Stated exercise »
Output only the lines that run from the line holding "Parse this screenshot: output" to the end of the data below, including both ends, without any pictures.

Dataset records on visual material
══════

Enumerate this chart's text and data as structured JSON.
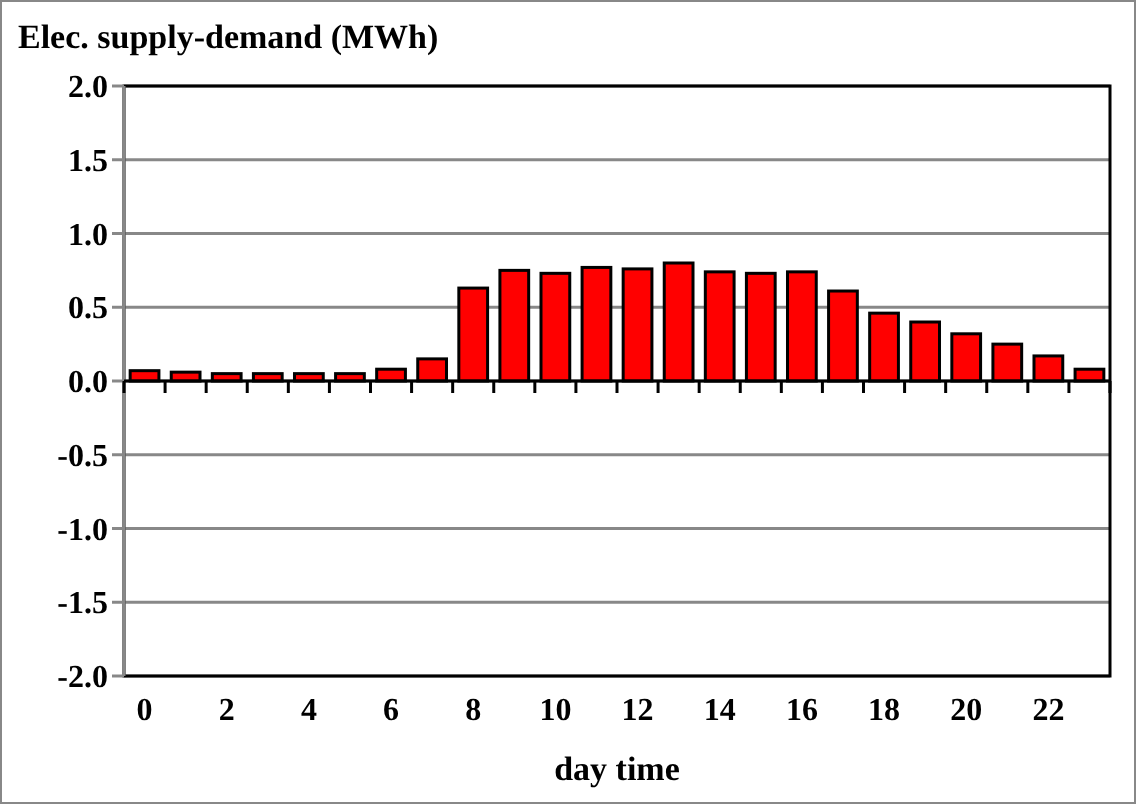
{
  "chart_data": {
    "type": "bar",
    "title": "Elec. supply-demand (MWh)",
    "xlabel": "day time",
    "categories": [
      "0",
      null,
      "2",
      null,
      "4",
      null,
      "6",
      null,
      "8",
      null,
      "10",
      null,
      "12",
      null,
      "14",
      null,
      "16",
      null,
      "18",
      null,
      "20",
      null,
      "22",
      null
    ],
    "values": [
      0.07,
      0.06,
      0.05,
      0.05,
      0.05,
      0.05,
      0.08,
      0.15,
      0.63,
      0.75,
      0.73,
      0.77,
      0.76,
      0.8,
      0.74,
      0.73,
      0.74,
      0.61,
      0.46,
      0.4,
      0.32,
      0.25,
      0.17,
      0.08
    ],
    "color": "#ff0000",
    "ylim": [
      -2,
      2
    ],
    "yticks": [
      {
        "value": -2,
        "label": "-2.0"
      },
      {
        "value": -1.5,
        "label": "-1.5"
      },
      {
        "value": -1,
        "label": "-1.0"
      },
      {
        "value": -0.5,
        "label": "-0.5"
      },
      {
        "value": 0,
        "label": "0.0"
      },
      {
        "value": 0.5,
        "label": "0.5"
      },
      {
        "value": 1,
        "label": "1.0"
      },
      {
        "value": 1.5,
        "label": "1.5"
      },
      {
        "value": 2,
        "label": "2.0"
      }
    ],
    "grid": "y"
  }
}
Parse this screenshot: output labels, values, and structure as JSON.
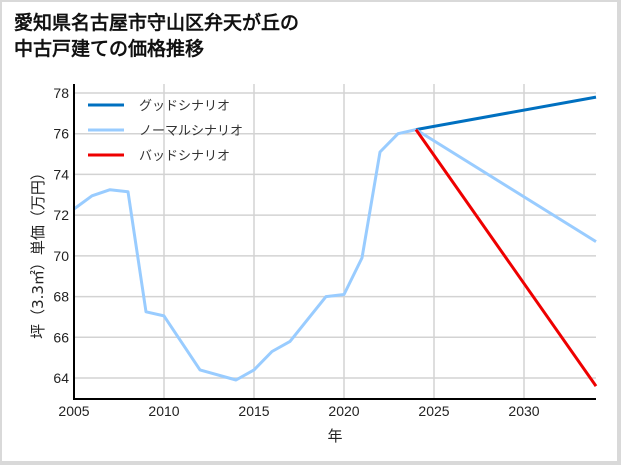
{
  "title_line1": "愛知県名古屋市守山区弁天が丘の",
  "title_line2": "中古戸建ての価格推移",
  "chart_data": {
    "type": "line",
    "title": "愛知県名古屋市守山区弁天が丘の中古戸建ての価格推移",
    "xlabel": "年",
    "ylabel": "坪（3.3㎡）単価（万円）",
    "xlim": [
      2005,
      2034
    ],
    "ylim": [
      63,
      78.5
    ],
    "x_ticks": [
      2005,
      2010,
      2015,
      2020,
      2025,
      2030
    ],
    "y_ticks": [
      64,
      66,
      68,
      70,
      72,
      74,
      76,
      78
    ],
    "grid": true,
    "legend_position": "upper left",
    "legend": [
      "グッドシナリオ",
      "ノーマルシナリオ",
      "バッドシナリオ"
    ],
    "series": [
      {
        "name": "ノーマルシナリオ (historical)",
        "color": "#99ccff",
        "x": [
          2005,
          2006,
          2007,
          2008,
          2009,
          2010,
          2012,
          2014,
          2015,
          2016,
          2017,
          2019,
          2020,
          2021,
          2022,
          2023,
          2024
        ],
        "y": [
          72.3,
          72.95,
          73.25,
          73.15,
          67.25,
          67.05,
          64.4,
          63.9,
          64.4,
          65.3,
          65.8,
          68.0,
          68.1,
          69.9,
          75.1,
          76.0,
          76.2
        ]
      },
      {
        "name": "グッドシナリオ",
        "color": "#0070c0",
        "x": [
          2024,
          2034
        ],
        "y": [
          76.2,
          77.8
        ]
      },
      {
        "name": "ノーマルシナリオ",
        "color": "#99ccff",
        "x": [
          2024,
          2034
        ],
        "y": [
          76.2,
          70.7
        ]
      },
      {
        "name": "バッドシナリオ",
        "color": "#ee0000",
        "x": [
          2024,
          2034
        ],
        "y": [
          76.2,
          63.6
        ]
      }
    ]
  }
}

══════

In response »
Parse this screenshot: output labels, values, and structure as JSON.
{
  "title_line1": "愛知県名古屋市守山区弁天が丘の",
  "title_line2": "中古戸建ての価格推移",
  "chart_data": {
    "type": "line",
    "title": "愛知県名古屋市守山区弁天が丘の中古戸建ての価格推移",
    "xlabel": "年",
    "ylabel": "坪（3.3㎡）単価（万円）",
    "xlim": [
      2005,
      2034
    ],
    "ylim": [
      63,
      78.5
    ],
    "x_ticks": [
      2005,
      2010,
      2015,
      2020,
      2025,
      2030
    ],
    "y_ticks": [
      64,
      66,
      68,
      70,
      72,
      74,
      76,
      78
    ],
    "grid": true,
    "legend_position": "upper left",
    "legend": [
      "グッドシナリオ",
      "ノーマルシナリオ",
      "バッドシナリオ"
    ],
    "series": [
      {
        "name": "ノーマルシナリオ (historical)",
        "color": "#99ccff",
        "x": [
          2005,
          2006,
          2007,
          2008,
          2009,
          2010,
          2012,
          2014,
          2015,
          2016,
          2017,
          2019,
          2020,
          2021,
          2022,
          2023,
          2024
        ],
        "y": [
          72.3,
          72.95,
          73.25,
          73.15,
          67.25,
          67.05,
          64.4,
          63.9,
          64.4,
          65.3,
          65.8,
          68.0,
          68.1,
          69.9,
          75.1,
          76.0,
          76.2
        ]
      },
      {
        "name": "グッドシナリオ",
        "color": "#0070c0",
        "x": [
          2024,
          2034
        ],
        "y": [
          76.2,
          77.8
        ]
      },
      {
        "name": "ノーマルシナリオ",
        "color": "#99ccff",
        "x": [
          2024,
          2034
        ],
        "y": [
          76.2,
          70.7
        ]
      },
      {
        "name": "バッドシナリオ",
        "color": "#ee0000",
        "x": [
          2024,
          2034
        ],
        "y": [
          76.2,
          63.6
        ]
      }
    ]
  }
}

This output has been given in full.